* begin RECORDS TO USE *

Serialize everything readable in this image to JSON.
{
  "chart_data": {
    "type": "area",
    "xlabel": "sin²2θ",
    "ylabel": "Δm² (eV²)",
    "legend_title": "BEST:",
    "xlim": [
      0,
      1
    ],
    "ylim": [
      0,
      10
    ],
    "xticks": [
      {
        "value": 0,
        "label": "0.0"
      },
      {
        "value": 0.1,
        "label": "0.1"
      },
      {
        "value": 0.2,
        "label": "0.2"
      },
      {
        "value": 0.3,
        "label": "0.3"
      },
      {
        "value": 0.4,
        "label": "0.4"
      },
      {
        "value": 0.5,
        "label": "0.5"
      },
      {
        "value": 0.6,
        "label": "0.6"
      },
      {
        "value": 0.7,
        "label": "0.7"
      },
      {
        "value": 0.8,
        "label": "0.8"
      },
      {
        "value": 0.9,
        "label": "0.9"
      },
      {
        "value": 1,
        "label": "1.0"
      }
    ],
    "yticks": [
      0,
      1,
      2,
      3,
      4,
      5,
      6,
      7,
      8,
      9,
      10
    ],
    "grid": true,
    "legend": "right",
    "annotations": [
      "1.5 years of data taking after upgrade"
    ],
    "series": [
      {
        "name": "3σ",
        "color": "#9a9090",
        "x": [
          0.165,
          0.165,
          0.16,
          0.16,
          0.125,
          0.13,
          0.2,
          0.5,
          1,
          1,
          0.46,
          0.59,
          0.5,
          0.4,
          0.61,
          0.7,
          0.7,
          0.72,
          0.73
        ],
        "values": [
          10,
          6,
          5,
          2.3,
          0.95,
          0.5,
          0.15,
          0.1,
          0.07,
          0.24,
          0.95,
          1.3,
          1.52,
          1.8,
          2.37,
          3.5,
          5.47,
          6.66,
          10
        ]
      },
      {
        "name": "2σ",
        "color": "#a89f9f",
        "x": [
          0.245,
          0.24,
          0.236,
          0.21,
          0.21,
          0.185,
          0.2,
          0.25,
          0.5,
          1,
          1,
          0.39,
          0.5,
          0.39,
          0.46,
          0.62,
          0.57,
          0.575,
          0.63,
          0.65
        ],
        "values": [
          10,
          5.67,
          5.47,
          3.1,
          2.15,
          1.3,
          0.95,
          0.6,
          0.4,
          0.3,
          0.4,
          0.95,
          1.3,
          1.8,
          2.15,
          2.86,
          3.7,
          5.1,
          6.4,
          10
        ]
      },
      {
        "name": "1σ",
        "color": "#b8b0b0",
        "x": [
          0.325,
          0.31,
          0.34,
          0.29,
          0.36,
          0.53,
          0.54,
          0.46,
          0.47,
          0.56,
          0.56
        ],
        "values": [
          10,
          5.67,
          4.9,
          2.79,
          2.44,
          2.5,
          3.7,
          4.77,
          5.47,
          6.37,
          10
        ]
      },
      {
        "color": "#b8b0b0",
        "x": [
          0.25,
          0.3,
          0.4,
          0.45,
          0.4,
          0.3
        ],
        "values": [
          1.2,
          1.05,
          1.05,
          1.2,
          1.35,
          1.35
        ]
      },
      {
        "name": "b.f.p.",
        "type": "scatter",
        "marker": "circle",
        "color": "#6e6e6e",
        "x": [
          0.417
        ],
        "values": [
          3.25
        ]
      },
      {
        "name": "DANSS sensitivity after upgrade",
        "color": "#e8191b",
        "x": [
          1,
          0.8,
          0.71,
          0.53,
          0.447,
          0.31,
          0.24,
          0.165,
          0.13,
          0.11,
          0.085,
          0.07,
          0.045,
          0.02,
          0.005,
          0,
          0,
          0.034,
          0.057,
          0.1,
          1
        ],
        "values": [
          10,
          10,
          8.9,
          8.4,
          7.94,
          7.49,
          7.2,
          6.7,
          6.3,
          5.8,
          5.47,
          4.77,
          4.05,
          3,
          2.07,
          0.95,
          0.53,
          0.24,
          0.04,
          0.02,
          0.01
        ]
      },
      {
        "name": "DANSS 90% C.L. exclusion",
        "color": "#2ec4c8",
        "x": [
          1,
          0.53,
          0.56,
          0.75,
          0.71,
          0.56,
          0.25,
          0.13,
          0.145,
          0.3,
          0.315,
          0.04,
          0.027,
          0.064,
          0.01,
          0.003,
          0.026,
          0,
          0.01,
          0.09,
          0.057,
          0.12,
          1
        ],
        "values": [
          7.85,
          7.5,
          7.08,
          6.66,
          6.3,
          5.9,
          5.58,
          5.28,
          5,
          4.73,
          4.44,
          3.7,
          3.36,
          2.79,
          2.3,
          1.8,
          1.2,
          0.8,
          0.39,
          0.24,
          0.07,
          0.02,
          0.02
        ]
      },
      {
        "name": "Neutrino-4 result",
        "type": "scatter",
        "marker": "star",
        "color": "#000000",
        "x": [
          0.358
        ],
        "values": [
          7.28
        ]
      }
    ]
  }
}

* end RECORDS TO USE *

### TASK OBJECTIVE:
Reproduce the listing in full. Keep it exactly as written.

### REPLY TO THE EXERCISE:
Serialize everything readable in this image to JSON.
{
  "chart_data": {
    "type": "area",
    "xlabel": "sin²2θ",
    "ylabel": "Δm² (eV²)",
    "legend_title": "BEST:",
    "xlim": [
      0,
      1
    ],
    "ylim": [
      0,
      10
    ],
    "xticks": [
      {
        "value": 0,
        "label": "0.0"
      },
      {
        "value": 0.1,
        "label": "0.1"
      },
      {
        "value": 0.2,
        "label": "0.2"
      },
      {
        "value": 0.3,
        "label": "0.3"
      },
      {
        "value": 0.4,
        "label": "0.4"
      },
      {
        "value": 0.5,
        "label": "0.5"
      },
      {
        "value": 0.6,
        "label": "0.6"
      },
      {
        "value": 0.7,
        "label": "0.7"
      },
      {
        "value": 0.8,
        "label": "0.8"
      },
      {
        "value": 0.9,
        "label": "0.9"
      },
      {
        "value": 1,
        "label": "1.0"
      }
    ],
    "yticks": [
      0,
      1,
      2,
      3,
      4,
      5,
      6,
      7,
      8,
      9,
      10
    ],
    "grid": true,
    "legend": "right",
    "annotations": [
      "1.5 years of data taking after upgrade"
    ],
    "series": [
      {
        "name": "3σ",
        "color": "#9a9090",
        "x": [
          0.165,
          0.165,
          0.16,
          0.16,
          0.125,
          0.13,
          0.2,
          0.5,
          1,
          1,
          0.46,
          0.59,
          0.5,
          0.4,
          0.61,
          0.7,
          0.7,
          0.72,
          0.73
        ],
        "values": [
          10,
          6,
          5,
          2.3,
          0.95,
          0.5,
          0.15,
          0.1,
          0.07,
          0.24,
          0.95,
          1.3,
          1.52,
          1.8,
          2.37,
          3.5,
          5.47,
          6.66,
          10
        ]
      },
      {
        "name": "2σ",
        "color": "#a89f9f",
        "x": [
          0.245,
          0.24,
          0.236,
          0.21,
          0.21,
          0.185,
          0.2,
          0.25,
          0.5,
          1,
          1,
          0.39,
          0.5,
          0.39,
          0.46,
          0.62,
          0.57,
          0.575,
          0.63,
          0.65
        ],
        "values": [
          10,
          5.67,
          5.47,
          3.1,
          2.15,
          1.3,
          0.95,
          0.6,
          0.4,
          0.3,
          0.4,
          0.95,
          1.3,
          1.8,
          2.15,
          2.86,
          3.7,
          5.1,
          6.4,
          10
        ]
      },
      {
        "name": "1σ",
        "color": "#b8b0b0",
        "x": [
          0.325,
          0.31,
          0.34,
          0.29,
          0.36,
          0.53,
          0.54,
          0.46,
          0.47,
          0.56,
          0.56
        ],
        "values": [
          10,
          5.67,
          4.9,
          2.79,
          2.44,
          2.5,
          3.7,
          4.77,
          5.47,
          6.37,
          10
        ]
      },
      {
        "color": "#b8b0b0",
        "x": [
          0.25,
          0.3,
          0.4,
          0.45,
          0.4,
          0.3
        ],
        "values": [
          1.2,
          1.05,
          1.05,
          1.2,
          1.35,
          1.35
        ]
      },
      {
        "name": "b.f.p.",
        "type": "scatter",
        "marker": "circle",
        "color": "#6e6e6e",
        "x": [
          0.417
        ],
        "values": [
          3.25
        ]
      },
      {
        "name": "DANSS sensitivity after upgrade",
        "color": "#e8191b",
        "x": [
          1,
          0.8,
          0.71,
          0.53,
          0.447,
          0.31,
          0.24,
          0.165,
          0.13,
          0.11,
          0.085,
          0.07,
          0.045,
          0.02,
          0.005,
          0,
          0,
          0.034,
          0.057,
          0.1,
          1
        ],
        "values": [
          10,
          10,
          8.9,
          8.4,
          7.94,
          7.49,
          7.2,
          6.7,
          6.3,
          5.8,
          5.47,
          4.77,
          4.05,
          3,
          2.07,
          0.95,
          0.53,
          0.24,
          0.04,
          0.02,
          0.01
        ]
      },
      {
        "name": "DANSS 90% C.L. exclusion",
        "color": "#2ec4c8",
        "x": [
          1,
          0.53,
          0.56,
          0.75,
          0.71,
          0.56,
          0.25,
          0.13,
          0.145,
          0.3,
          0.315,
          0.04,
          0.027,
          0.064,
          0.01,
          0.003,
          0.026,
          0,
          0.01,
          0.09,
          0.057,
          0.12,
          1
        ],
        "values": [
          7.85,
          7.5,
          7.08,
          6.66,
          6.3,
          5.9,
          5.58,
          5.28,
          5,
          4.73,
          4.44,
          3.7,
          3.36,
          2.79,
          2.3,
          1.8,
          1.2,
          0.8,
          0.39,
          0.24,
          0.07,
          0.02,
          0.02
        ]
      },
      {
        "name": "Neutrino-4 result",
        "type": "scatter",
        "marker": "star",
        "color": "#000000",
        "x": [
          0.358
        ],
        "values": [
          7.28
        ]
      }
    ]
  }
}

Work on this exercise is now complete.